**Instructions to follow**: Quote every entry word for word.

**Input material**:
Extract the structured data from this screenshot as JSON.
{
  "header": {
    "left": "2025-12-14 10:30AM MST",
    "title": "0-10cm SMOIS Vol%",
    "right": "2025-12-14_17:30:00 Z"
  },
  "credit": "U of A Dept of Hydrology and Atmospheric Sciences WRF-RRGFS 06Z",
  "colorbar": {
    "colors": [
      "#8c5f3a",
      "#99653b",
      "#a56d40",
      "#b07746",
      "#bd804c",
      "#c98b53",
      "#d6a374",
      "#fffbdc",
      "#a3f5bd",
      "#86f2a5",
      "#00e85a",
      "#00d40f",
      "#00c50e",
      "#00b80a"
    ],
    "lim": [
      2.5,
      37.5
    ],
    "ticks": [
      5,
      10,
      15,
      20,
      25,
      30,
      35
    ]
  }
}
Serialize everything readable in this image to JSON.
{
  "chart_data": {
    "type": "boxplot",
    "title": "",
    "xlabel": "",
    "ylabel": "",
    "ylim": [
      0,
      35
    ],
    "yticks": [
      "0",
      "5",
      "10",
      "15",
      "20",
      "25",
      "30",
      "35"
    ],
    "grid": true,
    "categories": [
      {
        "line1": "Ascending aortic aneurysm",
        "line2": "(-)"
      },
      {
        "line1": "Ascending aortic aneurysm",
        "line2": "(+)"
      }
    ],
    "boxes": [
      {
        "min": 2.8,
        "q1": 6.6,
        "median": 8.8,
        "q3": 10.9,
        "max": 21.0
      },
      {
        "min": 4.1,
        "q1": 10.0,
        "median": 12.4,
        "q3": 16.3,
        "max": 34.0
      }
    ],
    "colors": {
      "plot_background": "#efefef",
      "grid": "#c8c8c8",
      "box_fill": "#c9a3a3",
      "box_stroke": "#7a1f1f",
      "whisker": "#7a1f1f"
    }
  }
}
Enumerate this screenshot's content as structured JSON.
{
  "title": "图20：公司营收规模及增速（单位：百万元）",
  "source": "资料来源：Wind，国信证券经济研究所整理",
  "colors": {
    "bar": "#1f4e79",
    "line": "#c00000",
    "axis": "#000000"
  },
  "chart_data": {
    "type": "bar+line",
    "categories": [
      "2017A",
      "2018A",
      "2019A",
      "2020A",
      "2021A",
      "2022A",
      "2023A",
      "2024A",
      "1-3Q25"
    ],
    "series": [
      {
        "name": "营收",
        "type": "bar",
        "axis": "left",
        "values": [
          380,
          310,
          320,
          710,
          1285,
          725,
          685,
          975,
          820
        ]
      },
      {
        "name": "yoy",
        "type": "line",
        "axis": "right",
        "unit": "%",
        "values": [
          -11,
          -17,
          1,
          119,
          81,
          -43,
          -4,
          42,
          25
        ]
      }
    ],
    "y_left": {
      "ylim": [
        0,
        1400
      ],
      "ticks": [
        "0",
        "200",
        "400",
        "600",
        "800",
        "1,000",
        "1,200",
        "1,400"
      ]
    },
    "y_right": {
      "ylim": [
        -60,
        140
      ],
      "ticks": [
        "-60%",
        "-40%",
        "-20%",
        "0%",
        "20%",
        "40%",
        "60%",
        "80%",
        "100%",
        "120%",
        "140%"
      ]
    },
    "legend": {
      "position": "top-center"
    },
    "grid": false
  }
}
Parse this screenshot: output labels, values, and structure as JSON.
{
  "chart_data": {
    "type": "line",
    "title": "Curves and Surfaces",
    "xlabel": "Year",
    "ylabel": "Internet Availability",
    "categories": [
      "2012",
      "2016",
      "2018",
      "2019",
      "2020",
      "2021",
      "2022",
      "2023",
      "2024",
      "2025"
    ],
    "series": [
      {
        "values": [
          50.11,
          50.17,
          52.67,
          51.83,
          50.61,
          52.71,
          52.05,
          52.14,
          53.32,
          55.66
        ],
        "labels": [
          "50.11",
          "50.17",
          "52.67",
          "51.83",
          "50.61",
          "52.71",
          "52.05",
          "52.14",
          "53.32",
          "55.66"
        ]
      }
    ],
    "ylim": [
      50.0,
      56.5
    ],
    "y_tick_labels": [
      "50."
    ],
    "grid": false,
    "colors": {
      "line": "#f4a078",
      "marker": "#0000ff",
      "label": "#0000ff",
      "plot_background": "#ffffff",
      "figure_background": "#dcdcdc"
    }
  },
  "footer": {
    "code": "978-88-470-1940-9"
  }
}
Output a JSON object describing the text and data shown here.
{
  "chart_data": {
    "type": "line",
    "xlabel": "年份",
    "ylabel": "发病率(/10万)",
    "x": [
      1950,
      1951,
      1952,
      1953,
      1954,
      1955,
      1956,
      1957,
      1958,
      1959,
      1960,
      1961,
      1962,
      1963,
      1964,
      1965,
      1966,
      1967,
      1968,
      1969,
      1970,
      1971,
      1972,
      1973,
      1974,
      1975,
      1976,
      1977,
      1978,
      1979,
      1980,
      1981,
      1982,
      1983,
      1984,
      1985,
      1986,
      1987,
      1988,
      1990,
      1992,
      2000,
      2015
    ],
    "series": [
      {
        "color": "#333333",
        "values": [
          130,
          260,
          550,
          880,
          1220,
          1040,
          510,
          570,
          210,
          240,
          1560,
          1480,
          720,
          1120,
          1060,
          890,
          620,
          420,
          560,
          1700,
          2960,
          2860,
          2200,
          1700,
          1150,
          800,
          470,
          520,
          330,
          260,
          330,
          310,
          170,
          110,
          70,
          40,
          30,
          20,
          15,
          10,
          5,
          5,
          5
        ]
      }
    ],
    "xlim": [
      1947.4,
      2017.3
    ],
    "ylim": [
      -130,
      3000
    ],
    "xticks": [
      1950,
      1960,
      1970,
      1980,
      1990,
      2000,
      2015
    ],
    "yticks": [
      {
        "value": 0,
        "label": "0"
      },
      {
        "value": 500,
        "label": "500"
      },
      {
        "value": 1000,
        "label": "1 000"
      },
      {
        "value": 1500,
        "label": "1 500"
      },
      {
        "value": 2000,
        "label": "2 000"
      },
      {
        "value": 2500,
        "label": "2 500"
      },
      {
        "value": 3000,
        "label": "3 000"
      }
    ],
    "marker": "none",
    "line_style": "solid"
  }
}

**Solution below**:
Extract the structured data from this screenshot as JSON.
{
  "header": {
    "left": "2025-12-14 10:30AM MST",
    "title": "0-10cm SMOIS Vol%",
    "right": "2025-12-14_17:30:00 Z"
  },
  "credit": "U of A Dept of Hydrology and Atmospheric Sciences WRF-RRGFS 06Z",
  "colorbar": {
    "colors": [
      "#8c5f3a",
      "#99653b",
      "#a56d40",
      "#b07746",
      "#bd804c",
      "#c98b53",
      "#d6a374",
      "#fffbdc",
      "#a3f5bd",
      "#86f2a5",
      "#00e85a",
      "#00d40f",
      "#00c50e",
      "#00b80a"
    ],
    "lim": [
      2.5,
      37.5
    ],
    "ticks": [
      5,
      10,
      15,
      20,
      25,
      30,
      35
    ]
  }
}
Serialize everything readable in this image to JSON.
{
  "chart_data": {
    "type": "boxplot",
    "title": "",
    "xlabel": "",
    "ylabel": "",
    "ylim": [
      0,
      35
    ],
    "yticks": [
      "0",
      "5",
      "10",
      "15",
      "20",
      "25",
      "30",
      "35"
    ],
    "grid": true,
    "categories": [
      {
        "line1": "Ascending aortic aneurysm",
        "line2": "(-)"
      },
      {
        "line1": "Ascending aortic aneurysm",
        "line2": "(+)"
      }
    ],
    "boxes": [
      {
        "min": 2.8,
        "q1": 6.6,
        "median": 8.8,
        "q3": 10.9,
        "max": 21.0
      },
      {
        "min": 4.1,
        "q1": 10.0,
        "median": 12.4,
        "q3": 16.3,
        "max": 34.0
      }
    ],
    "colors": {
      "plot_background": "#efefef",
      "grid": "#c8c8c8",
      "box_fill": "#c9a3a3",
      "box_stroke": "#7a1f1f",
      "whisker": "#7a1f1f"
    }
  }
}
Enumerate this screenshot's content as structured JSON.
{
  "title": "图20：公司营收规模及增速（单位：百万元）",
  "source": "资料来源：Wind，国信证券经济研究所整理",
  "colors": {
    "bar": "#1f4e79",
    "line": "#c00000",
    "axis": "#000000"
  },
  "chart_data": {
    "type": "bar+line",
    "categories": [
      "2017A",
      "2018A",
      "2019A",
      "2020A",
      "2021A",
      "2022A",
      "2023A",
      "2024A",
      "1-3Q25"
    ],
    "series": [
      {
        "name": "营收",
        "type": "bar",
        "axis": "left",
        "values": [
          380,
          310,
          320,
          710,
          1285,
          725,
          685,
          975,
          820
        ]
      },
      {
        "name": "yoy",
        "type": "line",
        "axis": "right",
        "unit": "%",
        "values": [
          -11,
          -17,
          1,
          119,
          81,
          -43,
          -4,
          42,
          25
        ]
      }
    ],
    "y_left": {
      "ylim": [
        0,
        1400
      ],
      "ticks": [
        "0",
        "200",
        "400",
        "600",
        "800",
        "1,000",
        "1,200",
        "1,400"
      ]
    },
    "y_right": {
      "ylim": [
        -60,
        140
      ],
      "ticks": [
        "-60%",
        "-40%",
        "-20%",
        "0%",
        "20%",
        "40%",
        "60%",
        "80%",
        "100%",
        "120%",
        "140%"
      ]
    },
    "legend": {
      "position": "top-center"
    },
    "grid": false
  }
}
Parse this screenshot: output labels, values, and structure as JSON.
{
  "chart_data": {
    "type": "line",
    "title": "Curves and Surfaces",
    "xlabel": "Year",
    "ylabel": "Internet Availability",
    "categories": [
      "2012",
      "2016",
      "2018",
      "2019",
      "2020",
      "2021",
      "2022",
      "2023",
      "2024",
      "2025"
    ],
    "series": [
      {
        "values": [
          50.11,
          50.17,
          52.67,
          51.83,
          50.61,
          52.71,
          52.05,
          52.14,
          53.32,
          55.66
        ],
        "labels": [
          "50.11",
          "50.17",
          "52.67",
          "51.83",
          "50.61",
          "52.71",
          "52.05",
          "52.14",
          "53.32",
          "55.66"
        ]
      }
    ],
    "ylim": [
      50.0,
      56.5
    ],
    "y_tick_labels": [
      "50."
    ],
    "grid": false,
    "colors": {
      "line": "#f4a078",
      "marker": "#0000ff",
      "label": "#0000ff",
      "plot_background": "#ffffff",
      "figure_background": "#dcdcdc"
    }
  },
  "footer": {
    "code": "978-88-470-1940-9"
  }
}
Output a JSON object describing the text and data shown here.
{
  "chart_data": {
    "type": "line",
    "xlabel": "年份",
    "ylabel": "发病率(/10万)",
    "x": [
      1950,
      1951,
      1952,
      1953,
      1954,
      1955,
      1956,
      1957,
      1958,
      1959,
      1960,
      1961,
      1962,
      1963,
      1964,
      1965,
      1966,
      1967,
      1968,
      1969,
      1970,
      1971,
      1972,
      1973,
      1974,
      1975,
      1976,
      1977,
      1978,
      1979,
      1980,
      1981,
      1982,
      1983,
      1984,
      1985,
      1986,
      1987,
      1988,
      1990,
      1992,
      2000,
      2015
    ],
    "series": [
      {
        "color": "#333333",
        "values": [
          130,
          260,
          550,
          880,
          1220,
          1040,
          510,
          570,
          210,
          240,
          1560,
          1480,
          720,
          1120,
          1060,
          890,
          620,
          420,
          560,
          1700,
          2960,
          2860,
          2200,
          1700,
          1150,
          800,
          470,
          520,
          330,
          260,
          330,
          310,
          170,
          110,
          70,
          40,
          30,
          20,
          15,
          10,
          5,
          5,
          5
        ]
      }
    ],
    "xlim": [
      1947.4,
      2017.3
    ],
    "ylim": [
      -130,
      3000
    ],
    "xticks": [
      1950,
      1960,
      1970,
      1980,
      1990,
      2000,
      2015
    ],
    "yticks": [
      {
        "value": 0,
        "label": "0"
      },
      {
        "value": 500,
        "label": "500"
      },
      {
        "value": 1000,
        "label": "1 000"
      },
      {
        "value": 1500,
        "label": "1 500"
      },
      {
        "value": 2000,
        "label": "2 000"
      },
      {
        "value": 2500,
        "label": "2 500"
      },
      {
        "value": 3000,
        "label": "3 000"
      }
    ],
    "marker": "none",
    "line_style": "solid"
  }
}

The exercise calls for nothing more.